→ **About this exercise**
One line at a time, check the entries below for the word "children", and copy each line that has it.

→ **Stored dataset items**
============

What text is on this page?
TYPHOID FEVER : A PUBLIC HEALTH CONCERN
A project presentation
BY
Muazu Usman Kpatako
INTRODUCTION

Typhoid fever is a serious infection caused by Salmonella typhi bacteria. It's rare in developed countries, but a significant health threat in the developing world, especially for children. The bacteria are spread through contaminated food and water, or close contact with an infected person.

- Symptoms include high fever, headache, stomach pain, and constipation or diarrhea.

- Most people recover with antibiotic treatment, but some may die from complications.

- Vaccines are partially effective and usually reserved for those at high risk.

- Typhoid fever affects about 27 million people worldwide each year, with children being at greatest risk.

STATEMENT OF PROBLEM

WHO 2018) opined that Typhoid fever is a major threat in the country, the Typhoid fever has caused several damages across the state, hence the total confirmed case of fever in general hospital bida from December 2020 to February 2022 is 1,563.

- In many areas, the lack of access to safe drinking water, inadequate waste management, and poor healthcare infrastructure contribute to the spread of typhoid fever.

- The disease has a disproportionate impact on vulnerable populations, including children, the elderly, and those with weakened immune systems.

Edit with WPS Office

============

→ **Answer section**
Typhoid fever is a serious infection caused by Salmonella typhi bacteria. It's rare in developed countries, but a significant health threat in the developing world, especially for children. The bacteria are spread through contaminated food and water, or close contact with an infected person.
- Typhoid fever affects about 27 million people worldwide each year, with children being at greatest risk.
- The disease has a disproportionate impact on vulnerable populations, including children, the elderly, and those with weakened immune systems.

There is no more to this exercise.